WHAT IS REQUIRED:
Transcribe the material below exactly as it appears.
== SUPPLIED ENTRIES
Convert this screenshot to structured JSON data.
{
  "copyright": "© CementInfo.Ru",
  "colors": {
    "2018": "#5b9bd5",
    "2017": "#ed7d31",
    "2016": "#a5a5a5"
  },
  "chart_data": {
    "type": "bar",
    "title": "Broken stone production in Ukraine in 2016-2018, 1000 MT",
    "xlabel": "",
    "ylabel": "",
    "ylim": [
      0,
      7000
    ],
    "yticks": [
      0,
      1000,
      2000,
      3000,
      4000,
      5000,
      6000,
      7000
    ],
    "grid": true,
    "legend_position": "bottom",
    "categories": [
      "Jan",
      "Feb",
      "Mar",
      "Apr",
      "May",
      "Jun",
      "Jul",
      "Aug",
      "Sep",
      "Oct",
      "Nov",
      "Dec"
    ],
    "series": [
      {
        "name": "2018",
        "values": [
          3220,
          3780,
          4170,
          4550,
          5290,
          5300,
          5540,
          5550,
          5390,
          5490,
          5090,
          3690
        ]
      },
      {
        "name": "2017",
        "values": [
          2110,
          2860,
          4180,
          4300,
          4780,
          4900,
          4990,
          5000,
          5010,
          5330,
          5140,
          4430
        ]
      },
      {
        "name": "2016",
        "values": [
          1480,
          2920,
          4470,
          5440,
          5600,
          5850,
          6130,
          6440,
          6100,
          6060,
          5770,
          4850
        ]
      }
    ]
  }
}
====
FINISHED TASK:
Convert this screenshot to structured JSON data.
{
  "copyright": "© CementInfo.Ru",
  "colors": {
    "2018": "#5b9bd5",
    "2017": "#ed7d31",
    "2016": "#a5a5a5"
  },
  "chart_data": {
    "type": "bar",
    "title": "Broken stone production in Ukraine in 2016-2018, 1000 MT",
    "xlabel": "",
    "ylabel": "",
    "ylim": [
      0,
      7000
    ],
    "yticks": [
      0,
      1000,
      2000,
      3000,
      4000,
      5000,
      6000,
      7000
    ],
    "grid": true,
    "legend_position": "bottom",
    "categories": [
      "Jan",
      "Feb",
      "Mar",
      "Apr",
      "May",
      "Jun",
      "Jul",
      "Aug",
      "Sep",
      "Oct",
      "Nov",
      "Dec"
    ],
    "series": [
      {
        "name": "2018",
        "values": [
          3220,
          3780,
          4170,
          4550,
          5290,
          5300,
          5540,
          5550,
          5390,
          5490,
          5090,
          3690
        ]
      },
      {
        "name": "2017",
        "values": [
          2110,
          2860,
          4180,
          4300,
          4780,
          4900,
          4990,
          5000,
          5010,
          5330,
          5140,
          4430
        ]
      },
      {
        "name": "2016",
        "values": [
          1480,
          2920,
          4470,
          5440,
          5600,
          5850,
          6130,
          6440,
          6100,
          6060,
          5770,
          4850
        ]
      }
    ]
  }
}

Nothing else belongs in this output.